### GIVEN EXERCISE:
Separate out the lines that hold "tedy".

### DATA FOR THIS EXERCISE:
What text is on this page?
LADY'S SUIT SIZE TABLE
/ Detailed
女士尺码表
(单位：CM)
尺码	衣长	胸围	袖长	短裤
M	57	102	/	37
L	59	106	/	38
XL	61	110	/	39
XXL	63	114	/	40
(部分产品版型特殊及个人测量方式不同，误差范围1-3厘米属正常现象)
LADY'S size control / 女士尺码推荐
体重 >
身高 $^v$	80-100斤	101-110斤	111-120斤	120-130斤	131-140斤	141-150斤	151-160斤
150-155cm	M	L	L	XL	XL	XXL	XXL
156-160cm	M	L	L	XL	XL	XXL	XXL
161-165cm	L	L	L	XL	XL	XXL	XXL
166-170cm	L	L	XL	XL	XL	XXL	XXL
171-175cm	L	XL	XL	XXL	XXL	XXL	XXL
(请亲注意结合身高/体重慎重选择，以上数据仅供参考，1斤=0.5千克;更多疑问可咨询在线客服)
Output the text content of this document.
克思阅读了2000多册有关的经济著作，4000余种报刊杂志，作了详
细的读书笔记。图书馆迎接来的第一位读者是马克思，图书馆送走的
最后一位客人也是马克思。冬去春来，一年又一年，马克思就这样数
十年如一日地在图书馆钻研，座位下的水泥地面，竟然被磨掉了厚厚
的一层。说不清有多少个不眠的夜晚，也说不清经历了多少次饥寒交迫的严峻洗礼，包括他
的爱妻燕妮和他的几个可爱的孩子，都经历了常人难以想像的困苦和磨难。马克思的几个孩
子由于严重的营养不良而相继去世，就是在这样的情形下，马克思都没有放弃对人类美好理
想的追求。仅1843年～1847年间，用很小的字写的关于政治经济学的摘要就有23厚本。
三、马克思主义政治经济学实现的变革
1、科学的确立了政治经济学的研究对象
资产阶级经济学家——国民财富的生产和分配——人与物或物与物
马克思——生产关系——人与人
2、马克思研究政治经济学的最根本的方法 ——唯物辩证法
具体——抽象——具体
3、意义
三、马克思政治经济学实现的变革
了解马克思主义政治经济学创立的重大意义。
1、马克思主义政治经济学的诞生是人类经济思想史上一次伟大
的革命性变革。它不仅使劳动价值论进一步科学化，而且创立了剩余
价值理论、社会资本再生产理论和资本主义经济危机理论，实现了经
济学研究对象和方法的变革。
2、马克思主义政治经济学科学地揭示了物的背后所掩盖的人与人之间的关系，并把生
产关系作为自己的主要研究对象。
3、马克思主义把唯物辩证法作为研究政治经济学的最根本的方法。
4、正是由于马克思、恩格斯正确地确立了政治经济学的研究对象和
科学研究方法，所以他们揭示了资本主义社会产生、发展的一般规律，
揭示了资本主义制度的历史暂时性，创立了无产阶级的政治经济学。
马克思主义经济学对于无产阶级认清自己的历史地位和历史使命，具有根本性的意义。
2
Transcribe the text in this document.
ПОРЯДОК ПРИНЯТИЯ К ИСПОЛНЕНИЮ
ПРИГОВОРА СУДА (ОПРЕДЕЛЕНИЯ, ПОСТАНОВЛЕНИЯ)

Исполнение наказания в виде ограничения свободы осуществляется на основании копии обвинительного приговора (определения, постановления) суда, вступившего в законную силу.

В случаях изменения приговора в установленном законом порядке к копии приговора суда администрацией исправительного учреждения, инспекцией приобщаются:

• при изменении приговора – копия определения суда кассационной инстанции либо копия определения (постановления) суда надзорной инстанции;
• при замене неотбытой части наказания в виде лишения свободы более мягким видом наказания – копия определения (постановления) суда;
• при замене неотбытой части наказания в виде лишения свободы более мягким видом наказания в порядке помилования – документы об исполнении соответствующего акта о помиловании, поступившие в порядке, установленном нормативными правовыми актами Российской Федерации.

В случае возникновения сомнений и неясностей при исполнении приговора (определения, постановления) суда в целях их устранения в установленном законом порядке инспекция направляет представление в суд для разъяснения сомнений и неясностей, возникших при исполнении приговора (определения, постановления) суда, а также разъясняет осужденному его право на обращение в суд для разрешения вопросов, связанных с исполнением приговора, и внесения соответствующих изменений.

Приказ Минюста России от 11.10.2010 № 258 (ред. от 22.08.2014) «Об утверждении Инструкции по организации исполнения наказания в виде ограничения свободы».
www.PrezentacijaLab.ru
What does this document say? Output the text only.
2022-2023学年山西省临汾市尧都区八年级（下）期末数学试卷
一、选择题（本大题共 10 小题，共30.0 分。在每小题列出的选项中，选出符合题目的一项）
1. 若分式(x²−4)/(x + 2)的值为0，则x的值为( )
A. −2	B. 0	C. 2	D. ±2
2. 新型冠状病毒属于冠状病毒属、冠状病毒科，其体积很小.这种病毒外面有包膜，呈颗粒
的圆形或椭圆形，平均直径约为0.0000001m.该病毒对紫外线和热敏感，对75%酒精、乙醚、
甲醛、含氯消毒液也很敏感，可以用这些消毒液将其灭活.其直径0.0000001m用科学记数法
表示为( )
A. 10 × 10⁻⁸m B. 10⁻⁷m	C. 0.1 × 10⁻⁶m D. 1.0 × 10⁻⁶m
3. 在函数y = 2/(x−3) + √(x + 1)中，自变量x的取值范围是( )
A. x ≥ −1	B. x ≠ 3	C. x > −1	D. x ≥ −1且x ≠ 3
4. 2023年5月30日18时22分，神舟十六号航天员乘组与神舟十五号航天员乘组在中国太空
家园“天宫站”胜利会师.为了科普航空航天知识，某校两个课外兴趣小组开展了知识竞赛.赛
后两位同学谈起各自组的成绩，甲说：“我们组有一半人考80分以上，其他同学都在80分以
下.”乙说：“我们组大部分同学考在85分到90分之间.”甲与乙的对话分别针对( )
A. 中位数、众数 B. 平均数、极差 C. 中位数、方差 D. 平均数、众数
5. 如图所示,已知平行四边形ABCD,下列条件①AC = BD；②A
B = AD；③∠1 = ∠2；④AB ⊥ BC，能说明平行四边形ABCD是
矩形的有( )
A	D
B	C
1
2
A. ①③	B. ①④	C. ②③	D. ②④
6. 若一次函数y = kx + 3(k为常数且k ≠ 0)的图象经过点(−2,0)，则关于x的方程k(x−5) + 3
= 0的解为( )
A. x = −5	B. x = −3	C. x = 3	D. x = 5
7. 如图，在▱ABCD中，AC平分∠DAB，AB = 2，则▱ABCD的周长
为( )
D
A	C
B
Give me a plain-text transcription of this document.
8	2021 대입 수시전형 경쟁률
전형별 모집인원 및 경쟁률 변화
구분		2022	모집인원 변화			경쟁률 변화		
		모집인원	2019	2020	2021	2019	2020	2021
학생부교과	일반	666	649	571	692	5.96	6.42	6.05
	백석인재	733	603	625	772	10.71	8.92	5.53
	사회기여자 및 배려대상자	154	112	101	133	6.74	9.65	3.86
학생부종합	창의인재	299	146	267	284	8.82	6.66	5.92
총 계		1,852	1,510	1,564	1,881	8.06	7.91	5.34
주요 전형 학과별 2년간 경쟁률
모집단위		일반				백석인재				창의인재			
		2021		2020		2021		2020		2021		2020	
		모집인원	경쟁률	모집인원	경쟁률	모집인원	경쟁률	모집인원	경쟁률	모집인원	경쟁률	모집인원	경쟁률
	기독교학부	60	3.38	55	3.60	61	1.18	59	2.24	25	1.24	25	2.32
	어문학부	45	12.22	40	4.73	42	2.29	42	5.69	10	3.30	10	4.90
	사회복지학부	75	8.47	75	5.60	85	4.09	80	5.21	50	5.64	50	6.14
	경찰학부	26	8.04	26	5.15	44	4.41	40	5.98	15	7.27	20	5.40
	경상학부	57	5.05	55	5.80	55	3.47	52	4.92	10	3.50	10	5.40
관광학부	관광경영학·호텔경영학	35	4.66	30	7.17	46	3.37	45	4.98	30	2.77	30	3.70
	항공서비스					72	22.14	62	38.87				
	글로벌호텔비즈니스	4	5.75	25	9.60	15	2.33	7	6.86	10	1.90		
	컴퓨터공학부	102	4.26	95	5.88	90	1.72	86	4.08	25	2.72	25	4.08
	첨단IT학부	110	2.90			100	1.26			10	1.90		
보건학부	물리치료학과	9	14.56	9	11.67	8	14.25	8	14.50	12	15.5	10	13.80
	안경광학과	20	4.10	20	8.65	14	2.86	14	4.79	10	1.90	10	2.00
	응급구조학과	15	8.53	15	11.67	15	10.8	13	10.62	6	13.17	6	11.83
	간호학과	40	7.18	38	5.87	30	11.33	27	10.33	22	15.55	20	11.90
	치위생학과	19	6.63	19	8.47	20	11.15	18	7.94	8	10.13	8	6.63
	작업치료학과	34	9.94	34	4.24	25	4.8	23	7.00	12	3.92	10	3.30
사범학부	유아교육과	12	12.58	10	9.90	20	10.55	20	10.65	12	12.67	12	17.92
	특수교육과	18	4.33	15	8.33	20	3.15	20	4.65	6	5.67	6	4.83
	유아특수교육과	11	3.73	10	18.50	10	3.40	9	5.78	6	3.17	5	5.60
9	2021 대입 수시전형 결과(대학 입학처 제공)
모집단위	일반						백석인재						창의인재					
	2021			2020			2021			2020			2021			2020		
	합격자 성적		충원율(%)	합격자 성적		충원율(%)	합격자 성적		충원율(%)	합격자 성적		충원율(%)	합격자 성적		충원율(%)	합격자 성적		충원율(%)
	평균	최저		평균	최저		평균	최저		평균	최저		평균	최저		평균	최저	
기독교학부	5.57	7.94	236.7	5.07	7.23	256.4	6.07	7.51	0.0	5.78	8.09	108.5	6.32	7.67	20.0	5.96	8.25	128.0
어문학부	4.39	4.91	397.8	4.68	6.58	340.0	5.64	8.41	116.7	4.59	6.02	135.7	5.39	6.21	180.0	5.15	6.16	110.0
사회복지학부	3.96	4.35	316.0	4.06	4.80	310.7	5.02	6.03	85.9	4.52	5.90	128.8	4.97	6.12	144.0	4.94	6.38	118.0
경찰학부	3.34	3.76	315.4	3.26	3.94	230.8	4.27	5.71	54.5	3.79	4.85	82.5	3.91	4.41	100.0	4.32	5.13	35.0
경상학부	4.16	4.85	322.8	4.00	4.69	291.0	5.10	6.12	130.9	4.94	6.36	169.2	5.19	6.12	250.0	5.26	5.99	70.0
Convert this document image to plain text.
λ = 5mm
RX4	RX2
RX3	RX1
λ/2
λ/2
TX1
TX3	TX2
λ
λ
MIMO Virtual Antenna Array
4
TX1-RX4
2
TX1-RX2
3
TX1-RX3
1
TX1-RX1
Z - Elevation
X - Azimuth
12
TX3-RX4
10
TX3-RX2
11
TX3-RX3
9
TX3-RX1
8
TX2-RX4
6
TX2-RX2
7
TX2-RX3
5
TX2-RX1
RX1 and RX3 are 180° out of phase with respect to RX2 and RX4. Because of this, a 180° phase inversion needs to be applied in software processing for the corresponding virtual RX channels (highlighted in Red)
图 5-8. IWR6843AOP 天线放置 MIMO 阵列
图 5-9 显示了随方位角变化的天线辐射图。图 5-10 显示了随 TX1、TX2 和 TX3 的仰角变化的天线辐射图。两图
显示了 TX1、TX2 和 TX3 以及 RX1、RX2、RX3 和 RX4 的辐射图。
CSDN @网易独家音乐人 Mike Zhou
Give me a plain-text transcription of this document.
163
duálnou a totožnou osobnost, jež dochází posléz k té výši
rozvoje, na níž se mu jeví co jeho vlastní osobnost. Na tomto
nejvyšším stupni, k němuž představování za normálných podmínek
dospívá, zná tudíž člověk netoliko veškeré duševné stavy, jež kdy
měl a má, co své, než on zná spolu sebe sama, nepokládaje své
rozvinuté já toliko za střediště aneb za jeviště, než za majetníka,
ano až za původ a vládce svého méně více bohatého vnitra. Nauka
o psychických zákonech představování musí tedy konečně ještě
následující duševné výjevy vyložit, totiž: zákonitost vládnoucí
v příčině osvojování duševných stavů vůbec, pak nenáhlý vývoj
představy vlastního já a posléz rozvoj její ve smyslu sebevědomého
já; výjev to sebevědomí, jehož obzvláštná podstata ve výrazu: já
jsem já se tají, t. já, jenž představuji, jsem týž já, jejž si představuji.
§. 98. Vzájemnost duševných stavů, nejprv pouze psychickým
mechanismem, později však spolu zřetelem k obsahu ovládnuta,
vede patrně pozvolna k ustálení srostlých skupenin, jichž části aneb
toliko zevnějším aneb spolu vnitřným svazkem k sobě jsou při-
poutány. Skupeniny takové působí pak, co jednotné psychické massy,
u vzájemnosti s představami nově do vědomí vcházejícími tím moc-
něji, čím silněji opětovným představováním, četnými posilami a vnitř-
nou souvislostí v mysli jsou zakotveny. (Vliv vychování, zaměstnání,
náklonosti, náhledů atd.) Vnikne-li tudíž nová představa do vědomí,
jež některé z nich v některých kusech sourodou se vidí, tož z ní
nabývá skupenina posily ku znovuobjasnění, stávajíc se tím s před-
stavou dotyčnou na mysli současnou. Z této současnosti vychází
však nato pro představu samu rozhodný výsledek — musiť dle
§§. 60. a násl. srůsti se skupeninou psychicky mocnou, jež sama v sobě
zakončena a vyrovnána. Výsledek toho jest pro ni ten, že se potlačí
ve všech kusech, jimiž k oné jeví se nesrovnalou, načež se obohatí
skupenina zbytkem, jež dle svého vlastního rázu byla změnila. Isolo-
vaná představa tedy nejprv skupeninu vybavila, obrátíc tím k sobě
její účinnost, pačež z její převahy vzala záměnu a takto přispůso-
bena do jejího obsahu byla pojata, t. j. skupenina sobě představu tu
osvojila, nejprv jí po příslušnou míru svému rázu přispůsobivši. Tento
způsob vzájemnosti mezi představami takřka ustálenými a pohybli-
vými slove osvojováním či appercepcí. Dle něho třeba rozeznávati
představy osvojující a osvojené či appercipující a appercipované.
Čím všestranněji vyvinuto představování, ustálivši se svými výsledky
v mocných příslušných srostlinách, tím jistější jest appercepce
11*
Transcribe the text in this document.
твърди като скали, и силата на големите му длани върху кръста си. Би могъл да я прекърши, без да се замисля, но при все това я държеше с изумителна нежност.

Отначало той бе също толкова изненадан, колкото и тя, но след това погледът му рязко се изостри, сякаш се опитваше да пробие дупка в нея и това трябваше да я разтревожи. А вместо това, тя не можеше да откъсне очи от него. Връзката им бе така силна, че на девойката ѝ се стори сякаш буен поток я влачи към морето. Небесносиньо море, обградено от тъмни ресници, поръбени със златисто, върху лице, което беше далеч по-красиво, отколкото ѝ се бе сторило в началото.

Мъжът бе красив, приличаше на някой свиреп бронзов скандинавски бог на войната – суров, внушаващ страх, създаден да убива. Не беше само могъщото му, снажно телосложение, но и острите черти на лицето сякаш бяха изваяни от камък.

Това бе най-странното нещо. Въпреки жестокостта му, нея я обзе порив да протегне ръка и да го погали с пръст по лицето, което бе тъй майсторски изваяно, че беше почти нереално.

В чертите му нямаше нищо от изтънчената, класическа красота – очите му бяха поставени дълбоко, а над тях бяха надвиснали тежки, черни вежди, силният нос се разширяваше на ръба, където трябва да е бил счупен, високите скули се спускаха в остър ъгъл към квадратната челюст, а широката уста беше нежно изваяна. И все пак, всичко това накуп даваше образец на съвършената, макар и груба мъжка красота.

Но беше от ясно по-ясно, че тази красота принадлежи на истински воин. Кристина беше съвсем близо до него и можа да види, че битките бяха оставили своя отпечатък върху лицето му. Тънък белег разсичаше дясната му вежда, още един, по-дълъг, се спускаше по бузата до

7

### ANSWER TO THE EXERCISE:
o psychických zákonech představování musí tedy konečně ještě
vaná představa tedy nejprv skupeninu vybavila, obrátíc tím k sobě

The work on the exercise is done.